What needs to be done:
Find the lines holding "Falle" and copy them.

Records shown:
━━━━━━━━━━

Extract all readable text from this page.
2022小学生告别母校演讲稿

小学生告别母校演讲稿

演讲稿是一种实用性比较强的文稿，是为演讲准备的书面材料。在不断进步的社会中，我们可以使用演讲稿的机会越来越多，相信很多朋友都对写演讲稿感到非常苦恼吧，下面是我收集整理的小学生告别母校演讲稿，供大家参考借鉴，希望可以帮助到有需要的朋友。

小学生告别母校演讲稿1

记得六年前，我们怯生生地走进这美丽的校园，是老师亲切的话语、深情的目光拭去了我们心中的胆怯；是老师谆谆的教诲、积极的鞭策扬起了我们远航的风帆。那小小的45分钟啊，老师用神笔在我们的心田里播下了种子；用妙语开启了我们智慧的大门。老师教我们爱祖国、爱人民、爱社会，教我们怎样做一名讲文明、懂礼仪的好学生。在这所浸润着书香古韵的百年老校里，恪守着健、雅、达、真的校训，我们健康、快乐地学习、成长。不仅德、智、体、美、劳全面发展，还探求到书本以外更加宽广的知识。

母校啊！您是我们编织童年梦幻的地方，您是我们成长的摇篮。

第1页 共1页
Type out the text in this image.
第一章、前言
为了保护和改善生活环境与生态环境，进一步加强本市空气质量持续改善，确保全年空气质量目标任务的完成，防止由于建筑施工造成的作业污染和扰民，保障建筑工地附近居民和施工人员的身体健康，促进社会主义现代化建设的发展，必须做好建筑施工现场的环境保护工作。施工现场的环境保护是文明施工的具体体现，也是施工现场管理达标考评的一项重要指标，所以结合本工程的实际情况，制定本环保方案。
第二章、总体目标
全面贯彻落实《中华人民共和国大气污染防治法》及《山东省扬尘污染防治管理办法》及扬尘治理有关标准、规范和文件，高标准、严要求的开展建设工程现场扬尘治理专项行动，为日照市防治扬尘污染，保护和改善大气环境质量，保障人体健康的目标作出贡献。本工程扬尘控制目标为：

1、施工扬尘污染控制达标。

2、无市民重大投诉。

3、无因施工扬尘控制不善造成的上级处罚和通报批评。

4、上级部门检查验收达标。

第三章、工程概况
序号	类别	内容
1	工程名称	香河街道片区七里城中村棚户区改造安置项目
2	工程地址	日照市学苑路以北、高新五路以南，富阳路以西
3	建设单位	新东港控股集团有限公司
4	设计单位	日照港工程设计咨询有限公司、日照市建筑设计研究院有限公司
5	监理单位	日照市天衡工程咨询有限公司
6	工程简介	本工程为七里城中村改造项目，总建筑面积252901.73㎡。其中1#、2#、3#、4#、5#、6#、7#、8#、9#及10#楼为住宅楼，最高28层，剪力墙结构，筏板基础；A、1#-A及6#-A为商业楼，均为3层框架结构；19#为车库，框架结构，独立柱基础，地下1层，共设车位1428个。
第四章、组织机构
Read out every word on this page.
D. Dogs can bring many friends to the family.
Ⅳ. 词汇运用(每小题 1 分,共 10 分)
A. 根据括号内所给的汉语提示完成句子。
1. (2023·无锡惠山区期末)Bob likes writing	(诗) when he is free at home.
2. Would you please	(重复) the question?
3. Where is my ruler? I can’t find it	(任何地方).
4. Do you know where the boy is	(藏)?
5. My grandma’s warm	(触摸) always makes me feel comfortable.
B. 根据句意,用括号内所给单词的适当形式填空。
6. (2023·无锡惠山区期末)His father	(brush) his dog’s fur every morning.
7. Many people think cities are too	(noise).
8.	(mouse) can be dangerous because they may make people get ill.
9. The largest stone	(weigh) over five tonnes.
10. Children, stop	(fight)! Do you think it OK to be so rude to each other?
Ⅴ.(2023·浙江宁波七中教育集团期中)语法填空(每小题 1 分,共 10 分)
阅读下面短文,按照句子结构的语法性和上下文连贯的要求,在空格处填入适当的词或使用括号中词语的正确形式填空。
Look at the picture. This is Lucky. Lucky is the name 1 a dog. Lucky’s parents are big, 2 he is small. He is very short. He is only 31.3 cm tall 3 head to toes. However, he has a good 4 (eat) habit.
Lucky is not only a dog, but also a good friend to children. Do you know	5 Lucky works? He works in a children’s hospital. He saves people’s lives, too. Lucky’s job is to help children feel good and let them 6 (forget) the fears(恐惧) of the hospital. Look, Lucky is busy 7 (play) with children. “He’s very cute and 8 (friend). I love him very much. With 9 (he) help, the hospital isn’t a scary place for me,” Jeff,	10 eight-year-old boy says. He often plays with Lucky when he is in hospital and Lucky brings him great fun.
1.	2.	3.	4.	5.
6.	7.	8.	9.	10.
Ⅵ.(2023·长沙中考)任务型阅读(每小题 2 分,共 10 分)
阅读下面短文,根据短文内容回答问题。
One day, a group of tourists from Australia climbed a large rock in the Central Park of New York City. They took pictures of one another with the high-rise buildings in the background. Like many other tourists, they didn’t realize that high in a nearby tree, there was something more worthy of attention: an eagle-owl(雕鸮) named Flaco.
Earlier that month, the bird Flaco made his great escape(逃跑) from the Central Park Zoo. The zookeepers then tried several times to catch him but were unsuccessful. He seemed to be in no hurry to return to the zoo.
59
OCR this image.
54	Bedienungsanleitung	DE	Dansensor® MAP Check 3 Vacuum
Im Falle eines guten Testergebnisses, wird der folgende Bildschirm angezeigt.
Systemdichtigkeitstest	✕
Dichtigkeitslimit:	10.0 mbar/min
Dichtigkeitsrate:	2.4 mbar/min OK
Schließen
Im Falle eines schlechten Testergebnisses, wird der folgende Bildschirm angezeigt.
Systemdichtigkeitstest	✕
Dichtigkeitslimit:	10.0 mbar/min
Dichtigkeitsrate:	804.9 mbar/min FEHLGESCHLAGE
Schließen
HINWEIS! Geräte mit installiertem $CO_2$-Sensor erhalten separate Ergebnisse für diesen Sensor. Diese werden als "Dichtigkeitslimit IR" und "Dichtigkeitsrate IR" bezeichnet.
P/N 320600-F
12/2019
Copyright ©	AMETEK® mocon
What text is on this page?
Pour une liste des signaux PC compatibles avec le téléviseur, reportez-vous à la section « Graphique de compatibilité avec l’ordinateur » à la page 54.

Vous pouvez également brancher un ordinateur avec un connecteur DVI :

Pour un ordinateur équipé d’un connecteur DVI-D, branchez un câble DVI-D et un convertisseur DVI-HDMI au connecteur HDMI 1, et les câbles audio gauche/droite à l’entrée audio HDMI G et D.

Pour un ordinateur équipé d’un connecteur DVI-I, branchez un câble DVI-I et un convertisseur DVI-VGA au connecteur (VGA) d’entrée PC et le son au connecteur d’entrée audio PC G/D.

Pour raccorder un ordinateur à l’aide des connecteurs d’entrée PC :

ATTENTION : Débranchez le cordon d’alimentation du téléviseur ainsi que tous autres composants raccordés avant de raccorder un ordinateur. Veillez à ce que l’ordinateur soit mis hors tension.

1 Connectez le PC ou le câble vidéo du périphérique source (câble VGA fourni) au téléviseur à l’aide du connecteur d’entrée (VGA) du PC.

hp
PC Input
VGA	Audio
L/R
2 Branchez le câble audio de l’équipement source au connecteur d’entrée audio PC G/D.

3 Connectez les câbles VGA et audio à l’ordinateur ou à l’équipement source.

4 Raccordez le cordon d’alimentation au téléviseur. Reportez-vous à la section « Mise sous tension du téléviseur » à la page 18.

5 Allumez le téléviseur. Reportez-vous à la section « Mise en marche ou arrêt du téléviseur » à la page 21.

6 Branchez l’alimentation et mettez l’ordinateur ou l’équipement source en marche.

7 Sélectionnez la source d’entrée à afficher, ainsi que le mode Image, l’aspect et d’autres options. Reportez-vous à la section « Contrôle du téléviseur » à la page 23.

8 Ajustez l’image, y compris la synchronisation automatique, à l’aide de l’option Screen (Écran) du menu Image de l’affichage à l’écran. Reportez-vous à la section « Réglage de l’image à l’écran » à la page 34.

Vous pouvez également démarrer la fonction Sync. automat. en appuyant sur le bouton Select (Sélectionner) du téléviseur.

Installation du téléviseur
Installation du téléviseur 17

━━━━━━━━━━

The output:
Im Falle eines guten Testergebnisses, wird der folgende Bildschirm angezeigt.
Im Falle eines schlechten Testergebnisses, wird der folgende Bildschirm angezeigt.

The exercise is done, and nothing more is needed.